= WHAT THE EXERCISE ASKS =
Transcribe the data in full and exactly, omitting any pictures.

= EXTRACTED ENTRIES =
▼▼▼

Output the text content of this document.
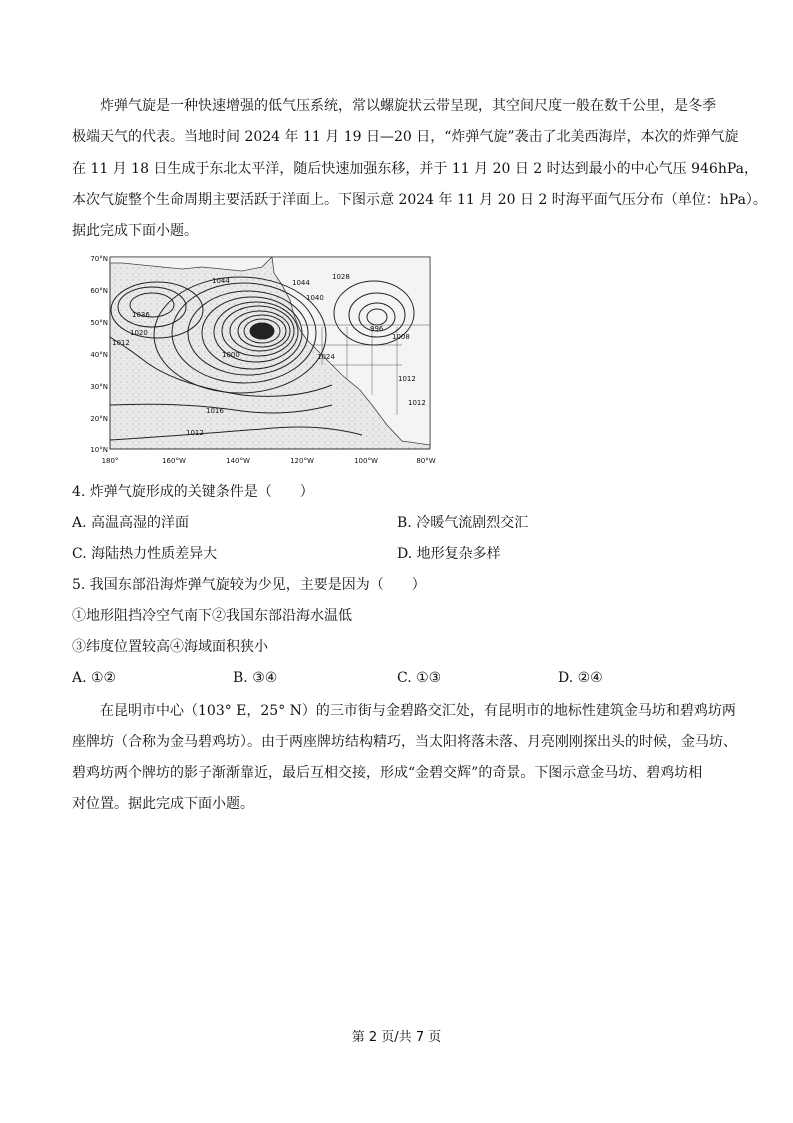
炸弹气旋是一种快速增强的低气压系统，常以螺旋状云带呈现，其空间尺度一般在数千公里，是冬季
极端天气的代表。当地时间 2024 年 11 月 19 日—20 日，“炸弹气旋”袭击了北美西海岸，本次的炸弹气旋
在 11 月 18 日生成于东北太平洋，随后快速加强东移，并于 11 月 20 日 2 时达到最小的中心气压 946hPa，
本次气旋整个生命周期主要活跃于洋面上。下图示意 2024 年 11 月 20 日 2 时海平面气压分布（单位：hPa）。
据此完成下面小题。
1036
1044	1044
1040
1028
1012
1020
1000
1008
996
1016
1012
1024
1012
1012
70°N
60°N
50°N
40°N
30°N
20°N
10°N
180°	160°W	140°W	120°W	100°W	80°W
4. 炸弹气旋形成的关键条件是（　　）
A. 高温高湿的洋面	B. 冷暖气流剧烈交汇
C. 海陆热力性质差异大	D. 地形复杂多样
5. 我国东部沿海炸弹气旋较为少见，主要是因为（　　）
①地形阻挡冷空气南下②我国东部沿海水温低
③纬度位置较高④海域面积狭小
A. ①②	B. ③④	C. ①③	D. ②④
在昆明市中心（103° E，25° N）的三市街与金碧路交汇处，有昆明市的地标性建筑金马坊和碧鸡坊两
座牌坊（合称为金马碧鸡坊）。由于两座牌坊结构精巧，当太阳将落未落、月亮刚刚探出头的时候，金马坊、
碧鸡坊两个牌坊的影子渐渐靠近，最后互相交接，形成“金碧交辉”的奇景。下图示意金马坊、碧鸡坊相
对位置。据此完成下面小题。
第 2 页/共 7 页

▲▲▲

= CORRECT ANSWER =
Output the text content of this document.
炸弹气旋是一种快速增强的低气压系统，常以螺旋状云带呈现，其空间尺度一般在数千公里，是冬季
极端天气的代表。当地时间 2024 年 11 月 19 日—20 日，“炸弹气旋”袭击了北美西海岸，本次的炸弹气旋
在 11 月 18 日生成于东北太平洋，随后快速加强东移，并于 11 月 20 日 2 时达到最小的中心气压 946hPa，
本次气旋整个生命周期主要活跃于洋面上。下图示意 2024 年 11 月 20 日 2 时海平面气压分布（单位：hPa）。
据此完成下面小题。
1036
1044	1044
1040
1028
1012
1020
1000
1008
996
1016
1012
1024
1012
1012
70°N
60°N
50°N
40°N
30°N
20°N
10°N
180°	160°W	140°W	120°W	100°W	80°W
4. 炸弹气旋形成的关键条件是（　　）
A. 高温高湿的洋面	B. 冷暖气流剧烈交汇
C. 海陆热力性质差异大	D. 地形复杂多样
5. 我国东部沿海炸弹气旋较为少见，主要是因为（　　）
①地形阻挡冷空气南下②我国东部沿海水温低
③纬度位置较高④海域面积狭小
A. ①②	B. ③④	C. ①③	D. ②④
在昆明市中心（103° E，25° N）的三市街与金碧路交汇处，有昆明市的地标性建筑金马坊和碧鸡坊两
座牌坊（合称为金马碧鸡坊）。由于两座牌坊结构精巧，当太阳将落未落、月亮刚刚探出头的时候，金马坊、
碧鸡坊两个牌坊的影子渐渐靠近，最后互相交接，形成“金碧交辉”的奇景。下图示意金马坊、碧鸡坊相
对位置。据此完成下面小题。
第 2 页/共 7 页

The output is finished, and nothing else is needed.